◆ TASK GOAL: Set the listing down unchanged, minus every embedded image.

--------------------------------------------------

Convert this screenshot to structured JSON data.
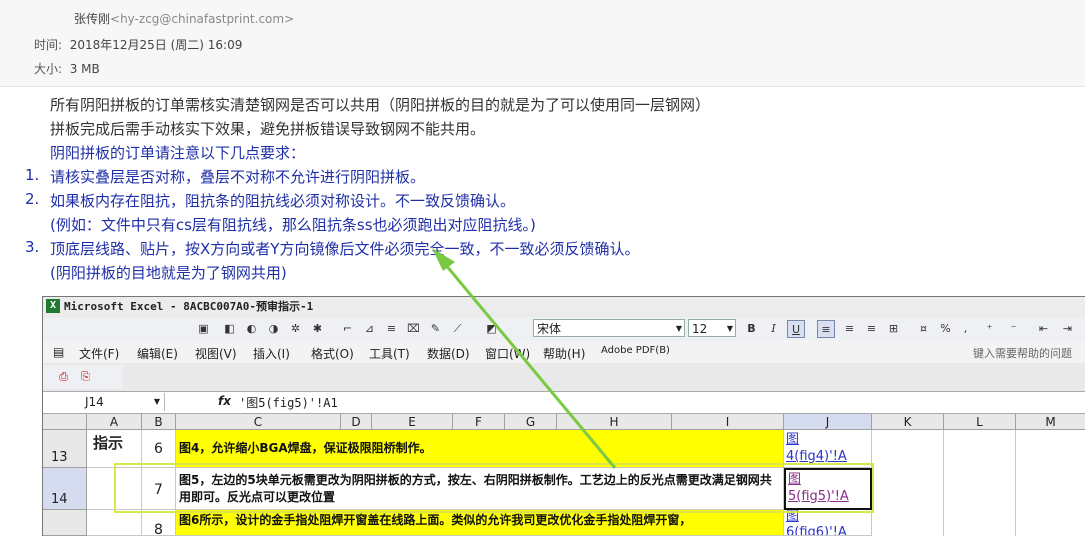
{
  "email": {
    "sender_name": "张传刚",
    "sender_email": "<hy-zcg@chinafastprint.com>",
    "time_label": "时间:",
    "time_value": "2018年12月25日 (周二) 16:09",
    "size_label": "大小:",
    "size_value": "3 MB"
  },
  "body": {
    "line1": "所有阴阳拼板的订单需核实清楚钢网是否可以共用（阴阳拼板的目的就是为了可以使用同一层钢网）",
    "line2": "拼板完成后需手动核实下效果，避免拼板错误导致钢网不能共用。",
    "line3": "阴阳拼板的订单请注意以下几点要求：",
    "items": [
      {
        "num": "1.",
        "text": "请核实叠层是否对称，叠层不对称不允许进行阴阳拼板。"
      },
      {
        "num": "2.",
        "text": "如果板内存在阻抗，阻抗条的阻抗线必须对称设计。不一致反馈确认。"
      },
      {
        "num": "",
        "text": "(例如：文件中只有cs层有阻抗线，那么阻抗条ss也必须跑出对应阻抗线。)"
      },
      {
        "num": "3.",
        "text": "顶底层线路、贴片，按X方向或者Y方向镜像后文件必须完全一致，不一致必须反馈确认。"
      },
      {
        "num": "",
        "text": "(阴阳拼板的目地就是为了钢网共用)"
      }
    ]
  },
  "excel": {
    "title": "Microsoft Excel - 8ACBC007A0-预审指示-1",
    "font_name": "宋体",
    "font_size": "12",
    "menu": [
      "文件(F)",
      "编辑(E)",
      "视图(V)",
      "插入(I)",
      "格式(O)",
      "工具(T)",
      "数据(D)",
      "窗口(W)",
      "帮助(H)",
      "Adobe PDF(B)"
    ],
    "help_placeholder": "键入需要帮助的问题",
    "namebox": "J14",
    "fx": "fx",
    "formula": "'图5(fig5)'!A1",
    "columns": [
      "A",
      "B",
      "C",
      "D",
      "E",
      "F",
      "G",
      "H",
      "I",
      "J",
      "K",
      "L",
      "M"
    ],
    "rows": [
      {
        "num": "13",
        "a": "指示",
        "b": "6",
        "c": "图4，允许缩小BGA焊盘，保证极限阻桥制作。",
        "j1": "图",
        "j2": "4(fig4)'!A"
      },
      {
        "num": "14",
        "a": "",
        "b": "7",
        "c": "图5，左边的5块单元板需更改为阴阳拼板的方式，按左、右阴阳拼板制作。工艺边上的反光点需更改满足钢网共用即可。反光点可以更改位置",
        "j1": "图",
        "j2": "5(fig5)'!A"
      },
      {
        "num": "",
        "a": "",
        "b": "8",
        "c": "图6所示，设计的金手指处阻焊开窗盖在线路上面。类似的允许我司更改优化金手指处阻焊开窗，",
        "j1": "图",
        "j2": "6(fig6)'!A"
      }
    ],
    "colors": {
      "highlight_border": "#d8e84a",
      "arrow": "#7ac943",
      "cell_yellow": "#ffff00"
    }
  }
}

--------------------------------------------------

◆ SOLUTION BELOW:
Convert this screenshot to structured JSON data.
{
  "email": {
    "sender_name": "张传刚",
    "sender_email": "<hy-zcg@chinafastprint.com>",
    "time_label": "时间:",
    "time_value": "2018年12月25日 (周二) 16:09",
    "size_label": "大小:",
    "size_value": "3 MB"
  },
  "body": {
    "line1": "所有阴阳拼板的订单需核实清楚钢网是否可以共用（阴阳拼板的目的就是为了可以使用同一层钢网）",
    "line2": "拼板完成后需手动核实下效果，避免拼板错误导致钢网不能共用。",
    "line3": "阴阳拼板的订单请注意以下几点要求：",
    "items": [
      {
        "num": "1.",
        "text": "请核实叠层是否对称，叠层不对称不允许进行阴阳拼板。"
      },
      {
        "num": "2.",
        "text": "如果板内存在阻抗，阻抗条的阻抗线必须对称设计。不一致反馈确认。"
      },
      {
        "num": "",
        "text": "(例如：文件中只有cs层有阻抗线，那么阻抗条ss也必须跑出对应阻抗线。)"
      },
      {
        "num": "3.",
        "text": "顶底层线路、贴片，按X方向或者Y方向镜像后文件必须完全一致，不一致必须反馈确认。"
      },
      {
        "num": "",
        "text": "(阴阳拼板的目地就是为了钢网共用)"
      }
    ]
  },
  "excel": {
    "title": "Microsoft Excel - 8ACBC007A0-预审指示-1",
    "font_name": "宋体",
    "font_size": "12",
    "menu": [
      "文件(F)",
      "编辑(E)",
      "视图(V)",
      "插入(I)",
      "格式(O)",
      "工具(T)",
      "数据(D)",
      "窗口(W)",
      "帮助(H)",
      "Adobe PDF(B)"
    ],
    "help_placeholder": "键入需要帮助的问题",
    "namebox": "J14",
    "fx": "fx",
    "formula": "'图5(fig5)'!A1",
    "columns": [
      "A",
      "B",
      "C",
      "D",
      "E",
      "F",
      "G",
      "H",
      "I",
      "J",
      "K",
      "L",
      "M"
    ],
    "rows": [
      {
        "num": "13",
        "a": "指示",
        "b": "6",
        "c": "图4，允许缩小BGA焊盘，保证极限阻桥制作。",
        "j1": "图",
        "j2": "4(fig4)'!A"
      },
      {
        "num": "14",
        "a": "",
        "b": "7",
        "c": "图5，左边的5块单元板需更改为阴阳拼板的方式，按左、右阴阳拼板制作。工艺边上的反光点需更改满足钢网共用即可。反光点可以更改位置",
        "j1": "图",
        "j2": "5(fig5)'!A"
      },
      {
        "num": "",
        "a": "",
        "b": "8",
        "c": "图6所示，设计的金手指处阻焊开窗盖在线路上面。类似的允许我司更改优化金手指处阻焊开窗，",
        "j1": "图",
        "j2": "6(fig6)'!A"
      }
    ],
    "colors": {
      "highlight_border": "#d8e84a",
      "arrow": "#7ac943",
      "cell_yellow": "#ffff00"
    }
  }
}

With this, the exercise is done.